# Exercise objective
Set out every line bearing the string "States".

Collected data
↓
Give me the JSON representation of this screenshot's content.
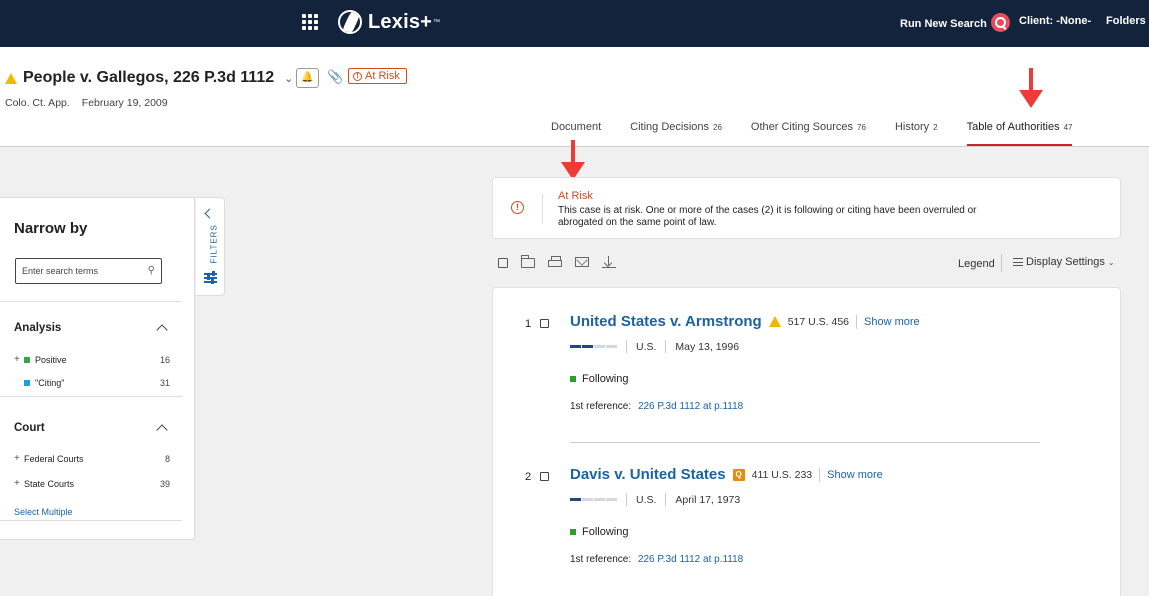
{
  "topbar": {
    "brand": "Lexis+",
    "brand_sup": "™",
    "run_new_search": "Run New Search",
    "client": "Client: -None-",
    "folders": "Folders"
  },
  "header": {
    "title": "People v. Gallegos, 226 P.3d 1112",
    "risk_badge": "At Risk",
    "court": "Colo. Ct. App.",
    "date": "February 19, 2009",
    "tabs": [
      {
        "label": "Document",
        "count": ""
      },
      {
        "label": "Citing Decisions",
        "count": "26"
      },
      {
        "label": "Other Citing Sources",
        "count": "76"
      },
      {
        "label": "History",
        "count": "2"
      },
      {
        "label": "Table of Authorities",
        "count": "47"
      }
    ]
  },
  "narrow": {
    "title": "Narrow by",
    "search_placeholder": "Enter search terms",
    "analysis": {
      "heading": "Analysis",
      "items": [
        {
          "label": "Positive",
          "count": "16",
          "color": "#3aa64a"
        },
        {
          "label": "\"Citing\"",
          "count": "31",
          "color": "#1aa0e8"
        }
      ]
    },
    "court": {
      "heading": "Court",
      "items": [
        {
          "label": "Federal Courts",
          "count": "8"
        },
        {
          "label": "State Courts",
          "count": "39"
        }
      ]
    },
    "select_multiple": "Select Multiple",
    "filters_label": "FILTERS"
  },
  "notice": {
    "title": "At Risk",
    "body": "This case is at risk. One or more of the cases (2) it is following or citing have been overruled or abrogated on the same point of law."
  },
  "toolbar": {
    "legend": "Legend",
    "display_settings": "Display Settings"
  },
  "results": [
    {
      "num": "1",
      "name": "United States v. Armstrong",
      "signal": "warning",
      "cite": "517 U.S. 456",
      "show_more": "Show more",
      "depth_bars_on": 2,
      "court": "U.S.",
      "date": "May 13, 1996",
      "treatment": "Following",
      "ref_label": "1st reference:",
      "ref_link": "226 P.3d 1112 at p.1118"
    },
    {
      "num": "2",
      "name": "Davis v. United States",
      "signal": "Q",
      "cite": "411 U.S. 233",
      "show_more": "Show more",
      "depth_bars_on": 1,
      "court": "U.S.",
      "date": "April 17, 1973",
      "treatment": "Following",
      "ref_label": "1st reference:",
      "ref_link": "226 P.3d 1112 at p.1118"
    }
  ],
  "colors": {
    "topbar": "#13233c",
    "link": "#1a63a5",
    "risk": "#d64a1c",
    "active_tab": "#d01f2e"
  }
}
↑
# Output below
      "name": "United States v. Armstrong",
      "name": "Davis v. United States",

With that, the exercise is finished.